====== Exercise material ======

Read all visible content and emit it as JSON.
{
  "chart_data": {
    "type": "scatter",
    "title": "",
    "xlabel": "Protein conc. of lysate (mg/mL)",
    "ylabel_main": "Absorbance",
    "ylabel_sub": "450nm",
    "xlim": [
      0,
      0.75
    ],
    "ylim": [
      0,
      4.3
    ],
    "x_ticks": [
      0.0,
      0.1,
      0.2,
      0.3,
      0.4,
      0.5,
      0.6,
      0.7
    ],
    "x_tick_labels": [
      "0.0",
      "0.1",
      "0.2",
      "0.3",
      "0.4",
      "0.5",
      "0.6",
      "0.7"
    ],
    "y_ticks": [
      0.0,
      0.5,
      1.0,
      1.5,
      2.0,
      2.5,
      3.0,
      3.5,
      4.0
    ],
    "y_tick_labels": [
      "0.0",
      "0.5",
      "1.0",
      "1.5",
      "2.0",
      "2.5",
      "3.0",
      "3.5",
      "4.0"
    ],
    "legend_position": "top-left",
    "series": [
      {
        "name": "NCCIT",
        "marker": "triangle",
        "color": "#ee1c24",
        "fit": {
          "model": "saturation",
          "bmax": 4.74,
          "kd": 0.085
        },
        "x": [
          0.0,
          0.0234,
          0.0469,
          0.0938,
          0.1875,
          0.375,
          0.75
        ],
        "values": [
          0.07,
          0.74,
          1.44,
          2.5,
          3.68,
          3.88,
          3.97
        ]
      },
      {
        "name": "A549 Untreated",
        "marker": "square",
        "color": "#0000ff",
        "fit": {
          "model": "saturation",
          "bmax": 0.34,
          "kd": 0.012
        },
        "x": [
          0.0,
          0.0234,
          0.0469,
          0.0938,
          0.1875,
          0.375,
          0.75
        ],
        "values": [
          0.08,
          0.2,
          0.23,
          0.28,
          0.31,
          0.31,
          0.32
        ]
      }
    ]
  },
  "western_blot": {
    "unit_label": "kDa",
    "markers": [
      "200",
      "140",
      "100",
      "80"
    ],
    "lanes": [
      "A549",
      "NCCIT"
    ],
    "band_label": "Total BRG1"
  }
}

======

> [Task instructions] Would you please repeat the entire listing above exactly?

> [Task solution]
Read all visible content and emit it as JSON.
{
  "chart_data": {
    "type": "scatter",
    "title": "",
    "xlabel": "Protein conc. of lysate (mg/mL)",
    "ylabel_main": "Absorbance",
    "ylabel_sub": "450nm",
    "xlim": [
      0,
      0.75
    ],
    "ylim": [
      0,
      4.3
    ],
    "x_ticks": [
      0.0,
      0.1,
      0.2,
      0.3,
      0.4,
      0.5,
      0.6,
      0.7
    ],
    "x_tick_labels": [
      "0.0",
      "0.1",
      "0.2",
      "0.3",
      "0.4",
      "0.5",
      "0.6",
      "0.7"
    ],
    "y_ticks": [
      0.0,
      0.5,
      1.0,
      1.5,
      2.0,
      2.5,
      3.0,
      3.5,
      4.0
    ],
    "y_tick_labels": [
      "0.0",
      "0.5",
      "1.0",
      "1.5",
      "2.0",
      "2.5",
      "3.0",
      "3.5",
      "4.0"
    ],
    "legend_position": "top-left",
    "series": [
      {
        "name": "NCCIT",
        "marker": "triangle",
        "color": "#ee1c24",
        "fit": {
          "model": "saturation",
          "bmax": 4.74,
          "kd": 0.085
        },
        "x": [
          0.0,
          0.0234,
          0.0469,
          0.0938,
          0.1875,
          0.375,
          0.75
        ],
        "values": [
          0.07,
          0.74,
          1.44,
          2.5,
          3.68,
          3.88,
          3.97
        ]
      },
      {
        "name": "A549 Untreated",
        "marker": "square",
        "color": "#0000ff",
        "fit": {
          "model": "saturation",
          "bmax": 0.34,
          "kd": 0.012
        },
        "x": [
          0.0,
          0.0234,
          0.0469,
          0.0938,
          0.1875,
          0.375,
          0.75
        ],
        "values": [
          0.08,
          0.2,
          0.23,
          0.28,
          0.31,
          0.31,
          0.32
        ]
      }
    ]
  },
  "western_blot": {
    "unit_label": "kDa",
    "markers": [
      "200",
      "140",
      "100",
      "80"
    ],
    "lanes": [
      "A549",
      "NCCIT"
    ],
    "band_label": "Total BRG1"
  }
}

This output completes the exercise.